(Saved data entries)
** start **

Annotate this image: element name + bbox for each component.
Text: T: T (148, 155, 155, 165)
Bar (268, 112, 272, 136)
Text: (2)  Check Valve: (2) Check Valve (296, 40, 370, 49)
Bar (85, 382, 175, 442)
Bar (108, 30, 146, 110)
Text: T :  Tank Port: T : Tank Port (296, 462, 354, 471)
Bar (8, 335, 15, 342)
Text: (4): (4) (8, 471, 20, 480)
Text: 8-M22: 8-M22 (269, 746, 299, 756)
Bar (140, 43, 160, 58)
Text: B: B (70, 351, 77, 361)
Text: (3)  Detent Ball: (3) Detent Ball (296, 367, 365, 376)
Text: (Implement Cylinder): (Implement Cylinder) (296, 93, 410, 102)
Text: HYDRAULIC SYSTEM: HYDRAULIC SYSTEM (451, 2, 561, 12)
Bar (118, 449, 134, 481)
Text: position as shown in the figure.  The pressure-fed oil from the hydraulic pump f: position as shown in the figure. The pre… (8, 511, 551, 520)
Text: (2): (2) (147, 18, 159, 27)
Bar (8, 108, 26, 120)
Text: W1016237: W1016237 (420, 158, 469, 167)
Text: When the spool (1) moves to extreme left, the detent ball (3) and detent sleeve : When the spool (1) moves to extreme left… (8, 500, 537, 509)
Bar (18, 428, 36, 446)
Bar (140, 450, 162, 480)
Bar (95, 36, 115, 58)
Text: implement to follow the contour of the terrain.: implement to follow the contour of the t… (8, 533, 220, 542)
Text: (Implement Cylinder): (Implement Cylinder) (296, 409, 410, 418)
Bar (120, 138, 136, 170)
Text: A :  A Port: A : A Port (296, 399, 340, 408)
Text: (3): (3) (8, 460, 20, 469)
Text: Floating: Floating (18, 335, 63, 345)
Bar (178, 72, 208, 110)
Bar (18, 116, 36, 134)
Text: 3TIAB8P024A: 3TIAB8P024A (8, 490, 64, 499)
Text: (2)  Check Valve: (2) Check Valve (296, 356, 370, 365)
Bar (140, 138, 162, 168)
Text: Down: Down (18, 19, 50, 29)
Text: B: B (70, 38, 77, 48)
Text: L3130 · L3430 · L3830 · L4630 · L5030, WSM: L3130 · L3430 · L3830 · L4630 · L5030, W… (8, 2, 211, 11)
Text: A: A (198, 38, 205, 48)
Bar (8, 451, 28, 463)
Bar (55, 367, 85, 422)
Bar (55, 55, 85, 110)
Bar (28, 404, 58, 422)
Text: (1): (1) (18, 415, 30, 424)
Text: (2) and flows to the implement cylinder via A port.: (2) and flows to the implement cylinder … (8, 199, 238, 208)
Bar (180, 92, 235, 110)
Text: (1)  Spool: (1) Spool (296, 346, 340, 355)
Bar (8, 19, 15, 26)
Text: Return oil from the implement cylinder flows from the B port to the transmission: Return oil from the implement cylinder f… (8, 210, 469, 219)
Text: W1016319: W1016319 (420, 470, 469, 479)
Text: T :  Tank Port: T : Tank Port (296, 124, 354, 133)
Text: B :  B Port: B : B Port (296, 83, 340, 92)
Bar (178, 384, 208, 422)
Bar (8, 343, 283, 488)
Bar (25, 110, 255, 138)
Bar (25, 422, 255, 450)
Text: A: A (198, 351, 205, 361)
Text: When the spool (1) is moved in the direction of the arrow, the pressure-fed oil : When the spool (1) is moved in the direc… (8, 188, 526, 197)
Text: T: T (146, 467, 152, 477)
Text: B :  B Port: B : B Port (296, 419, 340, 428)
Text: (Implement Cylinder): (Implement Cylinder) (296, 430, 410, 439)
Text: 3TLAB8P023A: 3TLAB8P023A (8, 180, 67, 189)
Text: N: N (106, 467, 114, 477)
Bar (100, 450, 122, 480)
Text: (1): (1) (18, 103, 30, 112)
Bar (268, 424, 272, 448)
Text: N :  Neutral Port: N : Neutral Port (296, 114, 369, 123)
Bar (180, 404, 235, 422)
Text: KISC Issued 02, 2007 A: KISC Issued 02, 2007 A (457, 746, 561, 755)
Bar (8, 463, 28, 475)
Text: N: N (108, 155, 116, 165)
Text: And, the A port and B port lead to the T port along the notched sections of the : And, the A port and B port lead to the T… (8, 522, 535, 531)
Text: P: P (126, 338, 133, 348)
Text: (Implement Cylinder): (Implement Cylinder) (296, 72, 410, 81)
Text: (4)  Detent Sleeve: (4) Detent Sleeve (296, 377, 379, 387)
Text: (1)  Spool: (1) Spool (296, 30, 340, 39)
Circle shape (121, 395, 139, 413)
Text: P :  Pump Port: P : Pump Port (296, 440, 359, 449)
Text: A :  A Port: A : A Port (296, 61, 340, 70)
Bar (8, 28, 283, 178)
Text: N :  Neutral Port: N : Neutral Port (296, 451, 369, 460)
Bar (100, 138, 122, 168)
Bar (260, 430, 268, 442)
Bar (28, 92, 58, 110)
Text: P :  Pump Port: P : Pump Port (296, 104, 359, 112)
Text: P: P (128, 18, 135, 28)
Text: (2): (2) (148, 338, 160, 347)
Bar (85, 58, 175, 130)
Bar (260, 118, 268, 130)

** end **

- **OBJECTIVE**
Reproduce everything from the start of the items down through the line containing "462, 354, 471)", keeping both ends and leaving every line unchanged.

- **RESULT OF THIS EXERCISE**
Annotate this image: element name + bbox for each component.
Text: T: T (148, 155, 155, 165)
Bar (268, 112, 272, 136)
Text: (2)  Check Valve: (2) Check Valve (296, 40, 370, 49)
Bar (85, 382, 175, 442)
Bar (108, 30, 146, 110)
Text: T :  Tank Port: T : Tank Port (296, 462, 354, 471)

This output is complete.